- What you will do -
**a.** Please list every proper place name that appears in the salmon recipe post.
**b.** Carry on the salmon recipe post from the point where it ends.

- Text block -
____________________
Saturday, December 27, 2014

Herb and Sourdough Crusted Salmon a la Fromage St Agur with Blackberry Gastrique

     An Elegant Flavor Combination!   
     The flavors of today's Herb and Sourdough Crusted Salmon a la Fromage St Agur with Blackberry Gastrique entrée may seem challenging from a conservative perspective.  These flavors have been combined in entrees throughout the long history of haute cuisine.  
     Wine with a deep fruity berry flavor is often paired with a variety of regional French Bleu Cheese.  A berry flavored gastrique accents and balances the flavor of a rich bleu cheese in a similar way.  Blackberry gastrique tastes nice with French herbs that are used in savory cooking.  Fruit gastriques also go well with the rich flavor of salmon.  Every item in this entree goes well together, even though the flavor combination seems impossible.  
     Herb and Sourdough Crusted Salmon a la Fromage St Agur with Blackberry Gastrique is one of the recipes that I created in 2112, while working as a sauté cook and saucier in the Technique Restaurant at the Le Cordon Bleu College Campus in Las Vegas.  The chef at the restaurant gave me the freedom to create a special du jour each day.  Room to create was what I personally needed at that time, after spending six weeks cooking standard food service cuisine at a resort in Death Valley.  Food service cuisine is consistent, but it is not creative.
     On the night that I ran today's recipe as a special du jour at the Technique Restaurant, I offered to cook dinner for the the number one ranking executive chef in charge at the Las Vegas campus.  The top administrative executive chef happened to be one of the highest rated pastry chefs in the world, so offering her a nice savory special du jour creation was the appropriate thing to do.
____________________
- Stored data -
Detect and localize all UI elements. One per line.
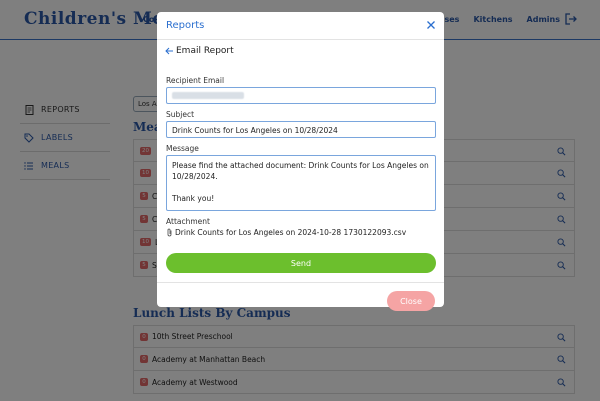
arrow-left-icon xyxy=(165,47,173,55)
back-link[interactable]: Email Report xyxy=(165,46,234,56)
modal-header: Reports xyxy=(157,12,444,40)
attachment-label: Attachment xyxy=(166,217,210,226)
close-button[interactable]: Close xyxy=(387,291,435,311)
close-icon[interactable] xyxy=(426,20,436,30)
send-button[interactable]: Send xyxy=(166,253,436,273)
paperclip-icon xyxy=(167,228,172,237)
modal-title: Reports xyxy=(166,20,205,31)
message-line: Thank you! xyxy=(172,194,215,203)
redacted-email xyxy=(172,92,244,99)
message-line: 10/28/2024. xyxy=(172,172,218,181)
subject-field[interactable]: Drink Counts for Los Angeles on 10/28/20… xyxy=(166,121,436,138)
recipient-email-label: Recipient Email xyxy=(166,76,225,85)
recipient-email-field[interactable] xyxy=(166,87,436,104)
attachment-item[interactable]: Drink Counts for Los Angeles on 2024-10-… xyxy=(166,228,406,237)
email-report-modal: Reports Email Report Recipient Email Sub… xyxy=(157,12,444,311)
email-report-heading: Email Report xyxy=(176,46,234,56)
subject-label: Subject xyxy=(166,110,195,119)
attachment-filename: Drink Counts for Los Angeles on 2024-10-… xyxy=(175,228,407,237)
message-line: Please find the attached document: Drink… xyxy=(172,161,429,170)
modal-footer-divider xyxy=(157,282,444,283)
message-field[interactable]: Please find the attached document: Drink… xyxy=(166,155,436,211)
message-label: Message xyxy=(166,144,199,153)
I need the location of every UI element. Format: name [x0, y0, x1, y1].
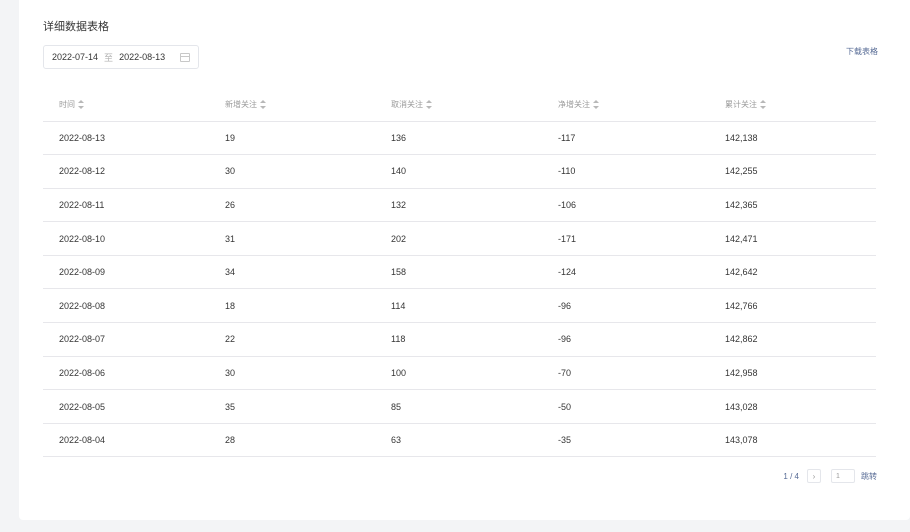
sort-icon[interactable]: [78, 100, 84, 110]
table-row: 2022-08-08 18 114 -96 142,766: [43, 288, 876, 324]
section-title: 详细数据表格: [43, 21, 109, 33]
table-row: 2022-08-13 19 136 -117 142,138: [43, 121, 876, 156]
cell-unfollows: 118: [375, 322, 542, 357]
cell-unfollows: 100: [375, 356, 542, 391]
cell-total-follows: 142,766: [709, 288, 876, 324]
column-header-time[interactable]: 时间: [43, 88, 209, 122]
cell-new-follows: 34: [209, 255, 375, 290]
column-header-label: 取消关注: [391, 99, 423, 109]
column-header-label: 净增关注: [558, 99, 590, 109]
date-start: 2022-07-14: [52, 52, 99, 62]
pagination: 1 / 4 › 跳转: [783, 469, 877, 483]
cell-net-follows: -106: [542, 188, 709, 223]
cell-new-follows: 22: [209, 322, 375, 357]
cell-new-follows: 26: [209, 188, 375, 223]
cell-new-follows: 19: [209, 121, 375, 156]
cell-net-follows: -96: [542, 322, 709, 357]
cell-total-follows: 142,642: [709, 255, 876, 290]
data-table-card: 详细数据表格 2022-07-14 至 2022-08-13 下载表格 时间 新…: [19, 0, 910, 520]
cell-net-follows: -35: [542, 423, 709, 458]
column-header-new-follows[interactable]: 新增关注: [209, 88, 375, 122]
column-header-net-follows[interactable]: 净增关注: [542, 88, 709, 122]
cell-unfollows: 136: [375, 121, 542, 156]
cell-new-follows: 31: [209, 221, 375, 256]
table-header-row: 时间 新增关注 取消关注 净增关注 累计关注: [43, 88, 876, 122]
cell-net-follows: -96: [542, 288, 709, 324]
cell-new-follows: 30: [209, 154, 375, 189]
cell-net-follows: -50: [542, 389, 709, 424]
cell-total-follows: 142,255: [709, 154, 876, 189]
data-table: 时间 新增关注 取消关注 净增关注 累计关注 2022-08-13 19 136…: [43, 88, 876, 458]
cell-total-follows: 143,028: [709, 389, 876, 424]
cell-net-follows: -124: [542, 255, 709, 290]
table-row: 2022-08-09 34 158 -124 142,642: [43, 255, 876, 290]
column-header-unfollows[interactable]: 取消关注: [375, 88, 542, 122]
cell-unfollows: 85: [375, 389, 542, 424]
cell-unfollows: 158: [375, 255, 542, 290]
sort-icon[interactable]: [426, 100, 432, 110]
table-row: 2022-08-11 26 132 -106 142,365: [43, 188, 876, 223]
cell-new-follows: 30: [209, 356, 375, 391]
table-row: 2022-08-12 30 140 -110 142,255: [43, 154, 876, 189]
cell-new-follows: 18: [209, 288, 375, 324]
column-header-total-follows[interactable]: 累计关注: [709, 88, 876, 122]
cell-total-follows: 143,078: [709, 423, 876, 458]
table-row: 2022-08-10 31 202 -171 142,471: [43, 221, 876, 256]
table-row: 2022-08-05 35 85 -50 143,028: [43, 389, 876, 424]
jump-button[interactable]: 跳转: [861, 471, 877, 482]
cell-date: 2022-08-11: [43, 188, 209, 223]
date-range-picker[interactable]: 2022-07-14 至 2022-08-13: [43, 45, 199, 69]
column-header-label: 时间: [59, 99, 75, 109]
cell-date: 2022-08-07: [43, 322, 209, 357]
cell-date: 2022-08-13: [43, 121, 209, 156]
table-row: 2022-08-06 30 100 -70 142,958: [43, 356, 876, 391]
download-table-link[interactable]: 下载表格: [846, 46, 878, 57]
cell-unfollows: 63: [375, 423, 542, 458]
sort-icon[interactable]: [260, 100, 266, 110]
date-separator: 至: [104, 52, 114, 63]
page-info: 1 / 4: [783, 471, 799, 481]
column-header-label: 累计关注: [725, 99, 757, 109]
page-number-input[interactable]: [831, 469, 855, 483]
cell-total-follows: 142,862: [709, 322, 876, 357]
column-header-label: 新增关注: [225, 99, 257, 109]
cell-net-follows: -110: [542, 154, 709, 189]
date-end: 2022-08-13: [119, 52, 166, 62]
calendar-icon[interactable]: [180, 52, 190, 62]
cell-total-follows: 142,471: [709, 221, 876, 256]
chevron-right-icon[interactable]: ›: [807, 469, 821, 483]
table-row: 2022-08-04 28 63 -35 143,078: [43, 423, 876, 458]
cell-unfollows: 202: [375, 221, 542, 256]
cell-date: 2022-08-06: [43, 356, 209, 391]
cell-unfollows: 114: [375, 288, 542, 324]
cell-net-follows: -117: [542, 121, 709, 156]
cell-net-follows: -70: [542, 356, 709, 391]
cell-date: 2022-08-10: [43, 221, 209, 256]
cell-unfollows: 140: [375, 154, 542, 189]
cell-date: 2022-08-09: [43, 255, 209, 290]
cell-net-follows: -171: [542, 221, 709, 256]
cell-date: 2022-08-04: [43, 423, 209, 458]
sort-icon[interactable]: [593, 100, 599, 110]
cell-date: 2022-08-05: [43, 389, 209, 424]
cell-date: 2022-08-12: [43, 154, 209, 189]
cell-unfollows: 132: [375, 188, 542, 223]
cell-new-follows: 28: [209, 423, 375, 458]
table-row: 2022-08-07 22 118 -96 142,862: [43, 322, 876, 357]
cell-total-follows: 142,958: [709, 356, 876, 391]
sort-icon[interactable]: [760, 100, 766, 110]
cell-total-follows: 142,138: [709, 121, 876, 156]
cell-new-follows: 35: [209, 389, 375, 424]
cell-date: 2022-08-08: [43, 288, 209, 324]
cell-total-follows: 142,365: [709, 188, 876, 223]
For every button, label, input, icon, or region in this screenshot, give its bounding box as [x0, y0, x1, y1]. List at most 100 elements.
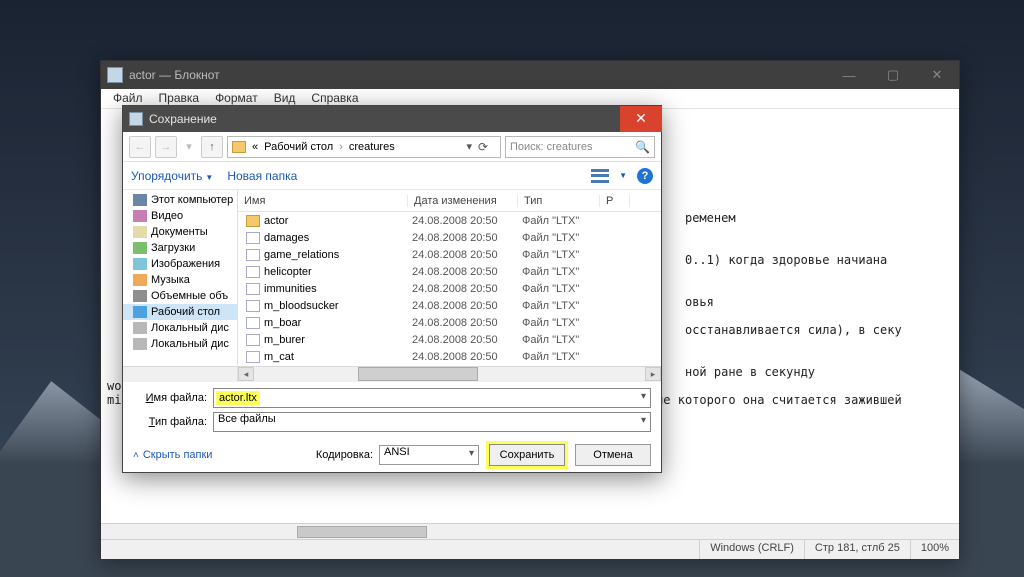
tree-item-label: Этот компьютер	[151, 194, 233, 206]
help-icon[interactable]: ?	[637, 168, 653, 184]
tree-item[interactable]: Локальный дис	[123, 320, 237, 336]
file-icon	[246, 300, 260, 312]
nav-forward-button[interactable]: →	[155, 136, 177, 158]
minimize-button[interactable]: —	[827, 61, 871, 89]
status-zoom: 100%	[910, 540, 959, 559]
tree-item[interactable]: Изображения	[123, 256, 237, 272]
filetype-label: Тип файла:	[133, 416, 213, 428]
file-icon	[246, 215, 260, 227]
new-folder-button[interactable]: Новая папка	[227, 169, 297, 183]
breadcrumb-sep: ›	[339, 141, 343, 153]
tree-h-scrollbar[interactable]	[123, 366, 237, 382]
maximize-button[interactable]: ▢	[871, 61, 915, 89]
cancel-button[interactable]: Отмена	[575, 444, 651, 466]
save-button[interactable]: Сохранить	[489, 444, 565, 466]
file-date: 24.08.2008 20:50	[412, 215, 522, 227]
nav-back-button[interactable]: ←	[129, 136, 151, 158]
file-icon	[246, 266, 260, 278]
chevron-up-icon: ˄	[133, 450, 139, 461]
tree-item-icon	[133, 306, 147, 318]
file-name: game_relations	[264, 249, 412, 261]
tree-item-icon	[133, 242, 147, 254]
column-size[interactable]: Р	[600, 195, 630, 207]
file-row[interactable]: immunities 24.08.2008 20:50 Файл "LTX"	[238, 280, 661, 297]
encoding-label: Кодировка:	[316, 449, 373, 461]
dialog-title: Сохранение	[149, 112, 217, 126]
file-row[interactable]: actor 24.08.2008 20:50 Файл "LTX"	[238, 212, 661, 229]
filelist-h-scrollbar[interactable]: ◂ ▸	[238, 366, 661, 382]
notepad-h-scrollbar[interactable]	[101, 523, 959, 539]
tree-item[interactable]: Документы	[123, 224, 237, 240]
file-row[interactable]: m_burer 24.08.2008 20:50 Файл "LTX"	[238, 331, 661, 348]
notepad-statusbar: Windows (CRLF) Стр 181, стлб 25 100%	[101, 539, 959, 559]
file-date: 24.08.2008 20:50	[412, 334, 522, 346]
search-placeholder: Поиск: creatures	[510, 141, 592, 153]
file-type: Файл "LTX"	[522, 215, 604, 227]
file-date: 24.08.2008 20:50	[412, 317, 522, 329]
scrollbar-thumb[interactable]	[297, 526, 427, 538]
tree-item-icon	[133, 194, 147, 206]
tree-item-icon	[133, 338, 147, 350]
file-type: Файл "LTX"	[522, 351, 604, 363]
refresh-icon[interactable]: ⟳	[478, 140, 496, 154]
scroll-left-button[interactable]: ◂	[238, 367, 254, 381]
nav-tree[interactable]: Этот компьютер ВидеоДокументыЗагрузкиИзоб…	[123, 190, 238, 382]
notepad-titlebar[interactable]: actor — Блокнот — ▢ ✕	[101, 61, 959, 89]
breadcrumb-part-creatures[interactable]: creatures	[349, 141, 395, 153]
dialog-close-button[interactable]: ✕	[620, 106, 662, 132]
file-row[interactable]: game_relations 24.08.2008 20:50 Файл "LT…	[238, 246, 661, 263]
column-name[interactable]: Имя	[238, 195, 408, 207]
file-row[interactable]: m_boar 24.08.2008 20:50 Файл "LTX"	[238, 314, 661, 331]
breadcrumb-part-desktop[interactable]: Рабочий стол	[264, 141, 333, 153]
file-row[interactable]: helicopter 24.08.2008 20:50 Файл "LTX"	[238, 263, 661, 280]
notepad-title: actor — Блокнот	[129, 68, 220, 82]
tree-item[interactable]: Этот компьютер	[123, 192, 237, 208]
file-name: m_cat	[264, 351, 412, 363]
dialog-titlebar[interactable]: Сохранение ✕	[123, 106, 661, 132]
file-date: 24.08.2008 20:50	[412, 300, 522, 312]
column-type[interactable]: Тип	[518, 195, 600, 207]
tree-item[interactable]: Загрузки	[123, 240, 237, 256]
notepad-close-button[interactable]: ✕	[915, 61, 959, 89]
scroll-right-button[interactable]: ▸	[645, 367, 661, 381]
hide-folders-toggle[interactable]: ˄ Скрыть папки	[133, 449, 212, 461]
view-dropdown-icon[interactable]: ▼	[619, 171, 627, 180]
file-name: immunities	[264, 283, 412, 295]
scrollbar-thumb[interactable]	[358, 367, 478, 381]
filetype-select[interactable]: Все файлы	[213, 412, 651, 432]
file-list-header[interactable]: Имя Дата изменения Тип Р	[238, 190, 661, 212]
tree-item[interactable]: Объемные объ	[123, 288, 237, 304]
tree-item[interactable]: Музыка	[123, 272, 237, 288]
filename-input[interactable]: actor.ltx	[213, 388, 651, 408]
notepad-icon	[107, 67, 123, 83]
tree-item-label: Локальный дис	[151, 338, 229, 350]
breadcrumb-prefix: «	[252, 141, 258, 153]
file-date: 24.08.2008 20:50	[412, 249, 522, 261]
file-type: Файл "LTX"	[522, 334, 604, 346]
tree-item[interactable]: Локальный дис	[123, 336, 237, 352]
save-as-dialog: Сохранение ✕ ← → ▾ ↑ « Рабочий стол › cr…	[122, 105, 662, 473]
folder-icon	[232, 141, 246, 153]
view-mode-button[interactable]	[591, 169, 609, 183]
file-row[interactable]: m_cat 24.08.2008 20:50 Файл "LTX"	[238, 348, 661, 365]
dialog-fields: Имя файла: actor.ltx Тип файла: Все файл…	[123, 382, 661, 438]
file-row[interactable]: damages 24.08.2008 20:50 Файл "LTX"	[238, 229, 661, 246]
tree-item[interactable]: Рабочий стол	[123, 304, 237, 320]
column-date[interactable]: Дата изменения	[408, 195, 518, 207]
nav-up-button[interactable]: ↑	[201, 136, 223, 158]
organize-button[interactable]: Упорядочить▼	[131, 169, 213, 183]
file-icon	[246, 283, 260, 295]
file-row[interactable]: m_bloodsucker 24.08.2008 20:50 Файл "LTX…	[238, 297, 661, 314]
nav-recent-button[interactable]: ▾	[181, 136, 197, 158]
breadcrumb-bar[interactable]: « Рабочий стол › creatures ▾ ⟳	[227, 136, 501, 158]
dialog-bottom-bar: ˄ Скрыть папки Кодировка: ANSI Сохранить…	[123, 438, 661, 472]
tree-item[interactable]: Видео	[123, 208, 237, 224]
tree-item-icon	[133, 322, 147, 334]
file-list[interactable]: Имя Дата изменения Тип Р actor 24.08.200…	[238, 190, 661, 382]
file-icon	[246, 249, 260, 261]
encoding-select[interactable]: ANSI	[379, 445, 479, 465]
file-type: Файл "LTX"	[522, 232, 604, 244]
tree-item-label: Объемные объ	[151, 290, 228, 302]
search-input[interactable]: Поиск: creatures 🔍	[505, 136, 655, 158]
breadcrumb-dropdown-icon[interactable]: ▾	[466, 140, 472, 153]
____________________
- Results of the tasks -
**a.**
- Technique Restaurant
- Le Cordon Bleu College Campus
- Las Vegas
- Death Valley

**b.**
     It is always best to offer a chef the same food that is cooked for the paying customers.  This gives a chef the chance to see why customers like or dislike the recent special du jour offerings and it gives the chef the opportunity to judge whether a special du jour is popular enough to be placed on the regular menu.  Some of my special du jours outsold the regular menu offerings by a wide margin and the restaurant sales receipts drew some attention in the front offices.    
     I have cooked for great chefs most of my life, so there was no pressure involved, when cooking dinner for one of the world's top pastry chefs.  The executive pastry chef was preparing candy and pastries for a Culinary Federation Fundraiser that had several of the world's greatest chefs on the guest list.  She gladly accepted the dinner offer, because she liked salmon!  This was a lucky guess on my part.  So, viola!  This proves that intuition is part of the chef game! 
     The Herb and Sourdough Crusted Salmon St Agur with Blackberry Gastrique ~ Oven Roasted Potato and Alsace Braised Cabbage special du jour was plated just like it would have been served to a paying customer.  The entrée in the pictures above is the actual plate that I cooked that evening at the Technique Restaurant.  The executive chef in charge of the restaurant operations preferred simple classic presentations, so I followed his guidelines.  I happen prefer classic food presentation style too.  
     This entree was sold for less than $20, because the campus restaurant was intended to promote Le Cordon Bleu, so the price was a real bargain.  Even though this entrée looks fancy, the food cost percentage was actually very low, so it was a profitable item.  This entrée certainly had some gourmet flair mixed with a comfortable theme.  Many chefs tend to like these two contrasting food themes on the same plate.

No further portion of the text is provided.